*GOAL*
Copy the items from the start of the records through the line containing "401, 293, 419]", inclusive, swapping "Decompose" for "Break down" and changing nothing else.

::: DATA FOR THIS TASK :::

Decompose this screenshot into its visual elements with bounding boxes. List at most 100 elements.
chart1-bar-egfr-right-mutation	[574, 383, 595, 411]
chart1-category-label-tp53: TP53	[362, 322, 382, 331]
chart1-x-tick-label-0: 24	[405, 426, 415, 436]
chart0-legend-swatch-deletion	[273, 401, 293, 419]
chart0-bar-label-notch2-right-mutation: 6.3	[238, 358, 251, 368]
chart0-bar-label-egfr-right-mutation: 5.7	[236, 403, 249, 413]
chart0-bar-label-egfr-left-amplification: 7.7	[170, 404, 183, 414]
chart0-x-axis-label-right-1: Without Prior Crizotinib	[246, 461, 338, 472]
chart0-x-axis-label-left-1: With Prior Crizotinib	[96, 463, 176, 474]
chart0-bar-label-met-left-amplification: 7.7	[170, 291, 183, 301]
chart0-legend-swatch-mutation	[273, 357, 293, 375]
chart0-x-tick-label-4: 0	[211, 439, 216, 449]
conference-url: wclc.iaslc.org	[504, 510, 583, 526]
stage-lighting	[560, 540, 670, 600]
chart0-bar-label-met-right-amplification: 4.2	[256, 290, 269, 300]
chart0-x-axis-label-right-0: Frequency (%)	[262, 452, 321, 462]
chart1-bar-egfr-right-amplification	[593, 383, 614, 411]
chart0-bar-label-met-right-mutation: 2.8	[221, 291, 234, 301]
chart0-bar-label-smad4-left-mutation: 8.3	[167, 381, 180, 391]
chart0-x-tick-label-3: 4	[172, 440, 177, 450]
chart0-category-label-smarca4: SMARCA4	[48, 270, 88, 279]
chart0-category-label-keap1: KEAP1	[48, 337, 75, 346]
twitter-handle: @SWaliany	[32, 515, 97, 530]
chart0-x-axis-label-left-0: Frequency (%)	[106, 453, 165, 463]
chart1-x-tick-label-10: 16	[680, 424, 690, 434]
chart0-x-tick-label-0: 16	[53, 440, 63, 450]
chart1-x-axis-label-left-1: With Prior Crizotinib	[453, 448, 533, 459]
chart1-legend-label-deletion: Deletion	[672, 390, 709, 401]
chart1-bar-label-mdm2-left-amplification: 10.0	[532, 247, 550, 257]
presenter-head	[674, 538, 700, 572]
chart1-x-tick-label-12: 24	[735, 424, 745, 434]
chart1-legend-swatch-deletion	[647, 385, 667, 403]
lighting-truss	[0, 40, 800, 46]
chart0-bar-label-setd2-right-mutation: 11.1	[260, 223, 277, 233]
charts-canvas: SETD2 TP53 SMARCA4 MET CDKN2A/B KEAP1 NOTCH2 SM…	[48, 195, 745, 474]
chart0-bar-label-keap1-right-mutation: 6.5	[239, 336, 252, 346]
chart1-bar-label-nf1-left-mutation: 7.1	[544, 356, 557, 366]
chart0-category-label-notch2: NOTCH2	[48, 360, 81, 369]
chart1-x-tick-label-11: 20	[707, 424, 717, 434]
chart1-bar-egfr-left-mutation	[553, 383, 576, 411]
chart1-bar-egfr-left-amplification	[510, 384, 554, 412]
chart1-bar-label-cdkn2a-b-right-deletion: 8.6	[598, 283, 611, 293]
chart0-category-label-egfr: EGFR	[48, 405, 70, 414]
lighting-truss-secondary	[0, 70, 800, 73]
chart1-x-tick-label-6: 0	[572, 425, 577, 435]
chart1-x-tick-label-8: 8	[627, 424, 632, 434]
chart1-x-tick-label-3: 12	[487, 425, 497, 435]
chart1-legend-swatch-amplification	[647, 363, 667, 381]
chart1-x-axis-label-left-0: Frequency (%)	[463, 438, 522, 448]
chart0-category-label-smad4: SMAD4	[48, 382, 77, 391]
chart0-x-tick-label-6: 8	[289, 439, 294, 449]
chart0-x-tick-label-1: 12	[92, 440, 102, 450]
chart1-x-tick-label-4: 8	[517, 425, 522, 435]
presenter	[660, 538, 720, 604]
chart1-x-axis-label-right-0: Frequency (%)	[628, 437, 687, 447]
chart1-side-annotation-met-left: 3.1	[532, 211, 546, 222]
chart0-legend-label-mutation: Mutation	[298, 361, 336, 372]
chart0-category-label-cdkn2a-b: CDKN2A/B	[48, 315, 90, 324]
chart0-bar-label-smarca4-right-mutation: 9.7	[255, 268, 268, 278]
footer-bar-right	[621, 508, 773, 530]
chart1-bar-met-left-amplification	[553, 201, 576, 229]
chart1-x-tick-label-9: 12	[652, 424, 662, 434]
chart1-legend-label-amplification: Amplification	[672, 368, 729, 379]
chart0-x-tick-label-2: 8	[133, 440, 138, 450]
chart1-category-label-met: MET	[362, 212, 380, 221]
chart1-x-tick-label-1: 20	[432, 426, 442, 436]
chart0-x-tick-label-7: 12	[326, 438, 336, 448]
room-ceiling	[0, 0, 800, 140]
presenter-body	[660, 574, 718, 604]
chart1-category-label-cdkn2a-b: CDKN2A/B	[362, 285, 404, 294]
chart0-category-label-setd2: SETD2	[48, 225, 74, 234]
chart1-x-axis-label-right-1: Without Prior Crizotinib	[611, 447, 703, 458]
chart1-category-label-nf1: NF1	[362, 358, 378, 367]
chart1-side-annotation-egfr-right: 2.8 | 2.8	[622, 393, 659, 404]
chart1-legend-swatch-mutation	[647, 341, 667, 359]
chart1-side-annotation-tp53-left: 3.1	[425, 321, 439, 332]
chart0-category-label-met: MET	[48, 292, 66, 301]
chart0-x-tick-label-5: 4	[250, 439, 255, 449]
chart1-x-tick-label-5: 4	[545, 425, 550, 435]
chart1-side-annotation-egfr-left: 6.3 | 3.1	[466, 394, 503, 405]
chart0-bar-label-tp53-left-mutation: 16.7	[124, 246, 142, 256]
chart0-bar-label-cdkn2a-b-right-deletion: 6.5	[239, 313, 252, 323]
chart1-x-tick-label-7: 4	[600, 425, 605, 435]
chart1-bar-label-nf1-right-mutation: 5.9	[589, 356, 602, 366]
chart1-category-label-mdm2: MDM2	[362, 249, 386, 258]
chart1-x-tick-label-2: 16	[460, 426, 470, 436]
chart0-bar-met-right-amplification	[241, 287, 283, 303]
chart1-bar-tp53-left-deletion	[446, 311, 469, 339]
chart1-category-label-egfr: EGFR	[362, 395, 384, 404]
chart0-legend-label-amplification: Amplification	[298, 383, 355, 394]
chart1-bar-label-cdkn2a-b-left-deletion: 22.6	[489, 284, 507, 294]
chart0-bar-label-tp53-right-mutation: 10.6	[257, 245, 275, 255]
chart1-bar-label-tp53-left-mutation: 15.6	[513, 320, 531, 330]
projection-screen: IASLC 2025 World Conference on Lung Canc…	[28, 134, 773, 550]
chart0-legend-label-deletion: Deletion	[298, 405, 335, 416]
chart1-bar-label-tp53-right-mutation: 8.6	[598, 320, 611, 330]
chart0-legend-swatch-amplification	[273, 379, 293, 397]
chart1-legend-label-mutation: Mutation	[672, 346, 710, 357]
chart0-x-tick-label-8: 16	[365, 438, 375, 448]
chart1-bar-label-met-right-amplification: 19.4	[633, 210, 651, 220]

:::

*RESULT BELOW*
Break down this screenshot into its visual elements with bounding boxes. List at most 100 elements.
chart1-bar-egfr-right-mutation	[574, 383, 595, 411]
chart1-category-label-tp53: TP53	[362, 322, 382, 331]
chart1-x-tick-label-0: 24	[405, 426, 415, 436]
chart0-legend-swatch-deletion	[273, 401, 293, 419]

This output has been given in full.